## A run of records
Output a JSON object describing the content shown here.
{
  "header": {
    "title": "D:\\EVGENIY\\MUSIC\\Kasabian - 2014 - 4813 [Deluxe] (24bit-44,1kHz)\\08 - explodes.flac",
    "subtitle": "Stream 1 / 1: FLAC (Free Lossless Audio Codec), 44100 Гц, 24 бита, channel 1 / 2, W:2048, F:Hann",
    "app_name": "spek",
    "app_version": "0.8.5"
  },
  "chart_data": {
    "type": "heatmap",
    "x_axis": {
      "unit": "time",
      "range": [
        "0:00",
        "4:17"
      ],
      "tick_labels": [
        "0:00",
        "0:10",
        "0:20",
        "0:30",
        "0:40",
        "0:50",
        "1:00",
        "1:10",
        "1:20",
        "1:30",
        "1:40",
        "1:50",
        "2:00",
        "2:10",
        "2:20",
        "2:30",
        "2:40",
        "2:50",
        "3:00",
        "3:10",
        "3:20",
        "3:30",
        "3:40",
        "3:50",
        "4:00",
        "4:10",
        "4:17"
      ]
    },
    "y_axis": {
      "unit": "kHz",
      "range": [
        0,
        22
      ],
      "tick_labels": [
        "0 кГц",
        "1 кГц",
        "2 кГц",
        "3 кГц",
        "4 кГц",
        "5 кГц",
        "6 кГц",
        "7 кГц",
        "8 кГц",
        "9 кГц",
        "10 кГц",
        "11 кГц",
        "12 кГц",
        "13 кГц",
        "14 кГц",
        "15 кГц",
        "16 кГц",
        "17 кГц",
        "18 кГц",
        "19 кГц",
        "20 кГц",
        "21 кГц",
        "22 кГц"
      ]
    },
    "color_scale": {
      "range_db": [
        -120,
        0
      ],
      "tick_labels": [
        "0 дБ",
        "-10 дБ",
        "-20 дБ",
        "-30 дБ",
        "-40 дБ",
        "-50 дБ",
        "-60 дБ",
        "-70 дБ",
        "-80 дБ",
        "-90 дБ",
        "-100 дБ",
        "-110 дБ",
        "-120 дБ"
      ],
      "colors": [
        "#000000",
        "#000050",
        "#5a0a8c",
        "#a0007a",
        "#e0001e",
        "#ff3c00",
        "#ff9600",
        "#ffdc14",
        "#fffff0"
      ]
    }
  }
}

## GIVEN TASK
Type out all of the material again, word for word.

## ANSWER TO THIS PROBLEM
Output a JSON object describing the content shown here.
{
  "header": {
    "title": "D:\\EVGENIY\\MUSIC\\Kasabian - 2014 - 4813 [Deluxe] (24bit-44,1kHz)\\08 - explodes.flac",
    "subtitle": "Stream 1 / 1: FLAC (Free Lossless Audio Codec), 44100 Гц, 24 бита, channel 1 / 2, W:2048, F:Hann",
    "app_name": "spek",
    "app_version": "0.8.5"
  },
  "chart_data": {
    "type": "heatmap",
    "x_axis": {
      "unit": "time",
      "range": [
        "0:00",
        "4:17"
      ],
      "tick_labels": [
        "0:00",
        "0:10",
        "0:20",
        "0:30",
        "0:40",
        "0:50",
        "1:00",
        "1:10",
        "1:20",
        "1:30",
        "1:40",
        "1:50",
        "2:00",
        "2:10",
        "2:20",
        "2:30",
        "2:40",
        "2:50",
        "3:00",
        "3:10",
        "3:20",
        "3:30",
        "3:40",
        "3:50",
        "4:00",
        "4:10",
        "4:17"
      ]
    },
    "y_axis": {
      "unit": "kHz",
      "range": [
        0,
        22
      ],
      "tick_labels": [
        "0 кГц",
        "1 кГц",
        "2 кГц",
        "3 кГц",
        "4 кГц",
        "5 кГц",
        "6 кГц",
        "7 кГц",
        "8 кГц",
        "9 кГц",
        "10 кГц",
        "11 кГц",
        "12 кГц",
        "13 кГц",
        "14 кГц",
        "15 кГц",
        "16 кГц",
        "17 кГц",
        "18 кГц",
        "19 кГц",
        "20 кГц",
        "21 кГц",
        "22 кГц"
      ]
    },
    "color_scale": {
      "range_db": [
        -120,
        0
      ],
      "tick_labels": [
        "0 дБ",
        "-10 дБ",
        "-20 дБ",
        "-30 дБ",
        "-40 дБ",
        "-50 дБ",
        "-60 дБ",
        "-70 дБ",
        "-80 дБ",
        "-90 дБ",
        "-100 дБ",
        "-110 дБ",
        "-120 дБ"
      ],
      "colors": [
        "#000000",
        "#000050",
        "#5a0a8c",
        "#a0007a",
        "#e0001e",
        "#ff3c00",
        "#ff9600",
        "#ffdc14",
        "#fffff0"
      ]
    }
  }
}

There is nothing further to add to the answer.